YOUR TASK
Count the lines of the entries below that contain the string "authority", and reply with that number alone.

DATA LISTING
+ + + +
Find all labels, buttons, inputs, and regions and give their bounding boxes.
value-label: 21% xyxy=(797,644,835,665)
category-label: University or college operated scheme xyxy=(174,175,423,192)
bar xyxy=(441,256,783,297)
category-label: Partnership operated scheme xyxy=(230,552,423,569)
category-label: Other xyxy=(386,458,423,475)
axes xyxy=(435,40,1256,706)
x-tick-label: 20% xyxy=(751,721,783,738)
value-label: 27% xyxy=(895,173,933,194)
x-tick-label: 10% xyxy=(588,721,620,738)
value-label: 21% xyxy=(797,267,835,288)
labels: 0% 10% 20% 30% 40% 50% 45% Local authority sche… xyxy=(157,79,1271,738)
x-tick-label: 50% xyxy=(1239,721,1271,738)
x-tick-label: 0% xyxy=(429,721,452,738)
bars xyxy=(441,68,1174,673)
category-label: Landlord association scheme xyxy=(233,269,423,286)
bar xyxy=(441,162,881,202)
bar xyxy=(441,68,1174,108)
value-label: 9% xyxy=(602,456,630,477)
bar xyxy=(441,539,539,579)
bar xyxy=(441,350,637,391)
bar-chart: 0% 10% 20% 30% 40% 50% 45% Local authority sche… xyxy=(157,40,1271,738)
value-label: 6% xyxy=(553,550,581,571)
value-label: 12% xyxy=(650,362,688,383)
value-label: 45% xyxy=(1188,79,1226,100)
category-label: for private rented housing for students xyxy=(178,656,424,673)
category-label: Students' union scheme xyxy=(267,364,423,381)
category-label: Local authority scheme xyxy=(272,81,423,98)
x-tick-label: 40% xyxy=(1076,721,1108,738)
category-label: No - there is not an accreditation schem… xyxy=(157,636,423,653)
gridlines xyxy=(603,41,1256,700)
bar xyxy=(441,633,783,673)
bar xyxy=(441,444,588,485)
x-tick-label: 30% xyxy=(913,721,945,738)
+ + + +
WORKED ANSWER
3